Task details
Find every line in the records below that holds the word "디스크그룹에" and copy it.

Exercise input
◆ ◆ ◆ ◆
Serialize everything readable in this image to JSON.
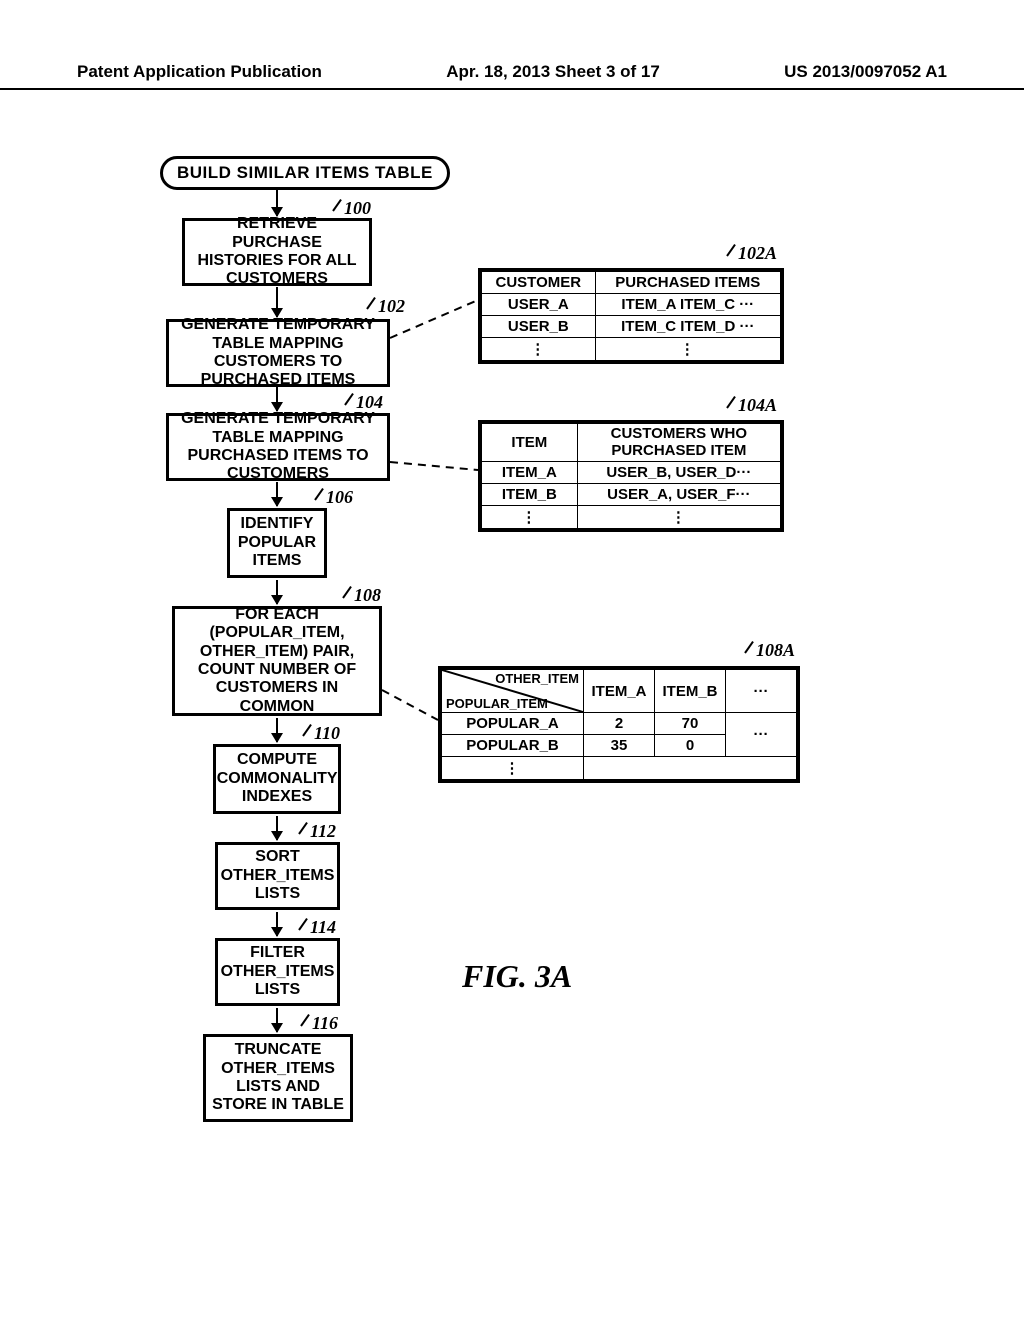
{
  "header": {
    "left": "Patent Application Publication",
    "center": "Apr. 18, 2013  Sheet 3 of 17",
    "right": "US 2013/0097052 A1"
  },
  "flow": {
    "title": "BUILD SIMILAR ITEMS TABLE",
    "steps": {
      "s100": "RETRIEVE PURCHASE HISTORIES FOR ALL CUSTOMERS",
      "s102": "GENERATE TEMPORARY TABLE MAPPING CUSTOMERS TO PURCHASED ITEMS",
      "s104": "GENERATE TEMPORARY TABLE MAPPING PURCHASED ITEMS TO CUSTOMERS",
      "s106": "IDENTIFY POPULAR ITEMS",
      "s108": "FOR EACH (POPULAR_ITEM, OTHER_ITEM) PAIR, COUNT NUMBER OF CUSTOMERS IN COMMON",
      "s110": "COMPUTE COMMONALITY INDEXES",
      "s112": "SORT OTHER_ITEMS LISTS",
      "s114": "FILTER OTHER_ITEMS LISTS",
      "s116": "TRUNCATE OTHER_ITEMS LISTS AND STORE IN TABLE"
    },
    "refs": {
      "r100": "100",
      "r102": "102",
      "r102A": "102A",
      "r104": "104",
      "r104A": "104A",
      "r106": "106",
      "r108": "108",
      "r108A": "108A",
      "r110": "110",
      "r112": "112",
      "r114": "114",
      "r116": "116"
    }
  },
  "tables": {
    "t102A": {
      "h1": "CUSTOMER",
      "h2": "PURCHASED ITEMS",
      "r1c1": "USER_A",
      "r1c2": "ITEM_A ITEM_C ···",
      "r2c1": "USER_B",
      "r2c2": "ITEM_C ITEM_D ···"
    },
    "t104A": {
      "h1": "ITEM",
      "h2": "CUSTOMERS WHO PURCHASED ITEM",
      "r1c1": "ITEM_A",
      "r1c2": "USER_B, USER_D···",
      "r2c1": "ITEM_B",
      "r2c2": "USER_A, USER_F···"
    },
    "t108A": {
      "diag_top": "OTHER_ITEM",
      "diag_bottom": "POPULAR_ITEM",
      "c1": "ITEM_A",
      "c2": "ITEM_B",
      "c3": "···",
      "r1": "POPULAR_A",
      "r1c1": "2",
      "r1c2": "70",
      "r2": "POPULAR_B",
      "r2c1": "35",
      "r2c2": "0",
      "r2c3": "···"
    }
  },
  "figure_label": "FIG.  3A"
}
◆ ◆ ◆ ◆
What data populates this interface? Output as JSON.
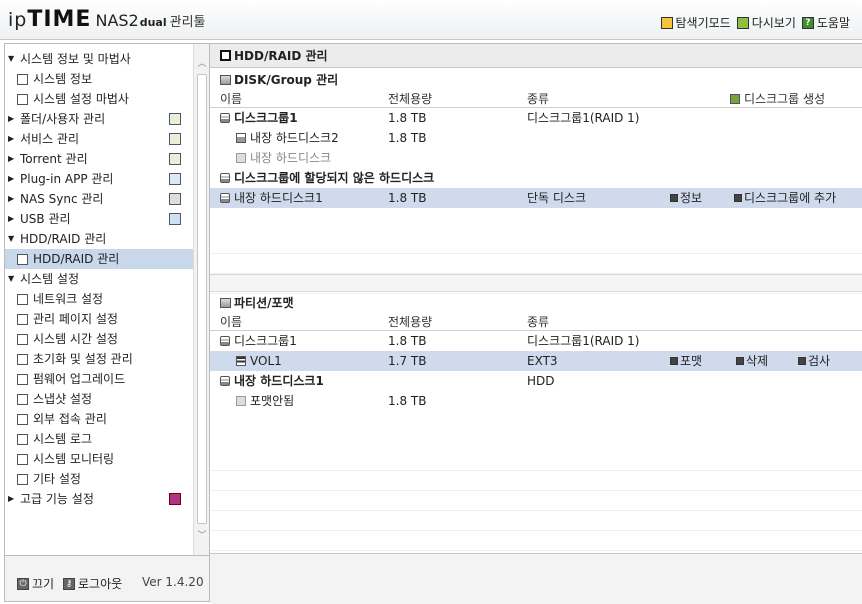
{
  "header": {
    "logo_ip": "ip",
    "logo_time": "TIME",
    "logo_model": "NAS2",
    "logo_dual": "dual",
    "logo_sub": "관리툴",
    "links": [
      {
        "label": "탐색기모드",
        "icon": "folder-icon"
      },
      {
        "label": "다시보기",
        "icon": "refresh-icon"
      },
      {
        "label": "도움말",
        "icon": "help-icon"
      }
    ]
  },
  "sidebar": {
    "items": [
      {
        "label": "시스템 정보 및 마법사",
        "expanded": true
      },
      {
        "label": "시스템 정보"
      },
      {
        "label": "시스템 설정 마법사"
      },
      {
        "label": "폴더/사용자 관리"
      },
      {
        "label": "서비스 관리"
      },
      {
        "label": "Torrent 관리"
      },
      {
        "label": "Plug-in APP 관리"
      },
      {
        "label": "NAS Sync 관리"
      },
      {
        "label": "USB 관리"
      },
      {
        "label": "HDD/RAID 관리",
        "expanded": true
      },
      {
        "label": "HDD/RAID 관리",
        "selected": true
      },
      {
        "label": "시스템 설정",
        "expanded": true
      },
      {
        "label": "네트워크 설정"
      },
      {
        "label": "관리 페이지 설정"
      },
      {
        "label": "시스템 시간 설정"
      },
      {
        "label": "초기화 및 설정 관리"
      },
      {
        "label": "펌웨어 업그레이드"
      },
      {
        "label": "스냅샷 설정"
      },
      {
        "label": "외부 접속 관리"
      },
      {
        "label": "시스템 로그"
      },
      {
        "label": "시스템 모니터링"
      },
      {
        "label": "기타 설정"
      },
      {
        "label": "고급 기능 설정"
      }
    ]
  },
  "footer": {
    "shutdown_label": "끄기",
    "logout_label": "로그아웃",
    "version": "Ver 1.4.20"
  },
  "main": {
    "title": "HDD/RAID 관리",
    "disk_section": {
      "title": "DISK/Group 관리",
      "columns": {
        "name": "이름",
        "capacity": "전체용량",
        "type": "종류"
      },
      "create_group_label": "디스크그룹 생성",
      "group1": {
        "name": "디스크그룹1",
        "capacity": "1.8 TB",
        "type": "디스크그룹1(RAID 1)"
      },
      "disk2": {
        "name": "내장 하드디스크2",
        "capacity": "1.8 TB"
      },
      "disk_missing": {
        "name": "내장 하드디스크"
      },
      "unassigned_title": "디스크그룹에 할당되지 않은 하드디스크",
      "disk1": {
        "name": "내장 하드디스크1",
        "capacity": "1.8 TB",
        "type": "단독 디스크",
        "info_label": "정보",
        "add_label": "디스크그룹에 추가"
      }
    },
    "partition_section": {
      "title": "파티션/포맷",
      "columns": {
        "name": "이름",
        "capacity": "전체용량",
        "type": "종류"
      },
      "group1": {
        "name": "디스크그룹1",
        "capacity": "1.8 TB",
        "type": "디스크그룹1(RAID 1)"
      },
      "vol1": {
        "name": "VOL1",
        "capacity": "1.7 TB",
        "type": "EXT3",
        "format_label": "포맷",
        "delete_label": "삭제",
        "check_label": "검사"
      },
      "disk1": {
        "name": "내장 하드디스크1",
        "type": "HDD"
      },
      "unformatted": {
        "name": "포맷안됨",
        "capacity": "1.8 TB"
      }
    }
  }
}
◆ ◆ ◆ ◆
Response below
      "unassigned_title": "디스크그룹에 할당되지 않은 하드디스크",
        "add_label": "디스크그룹에 추가"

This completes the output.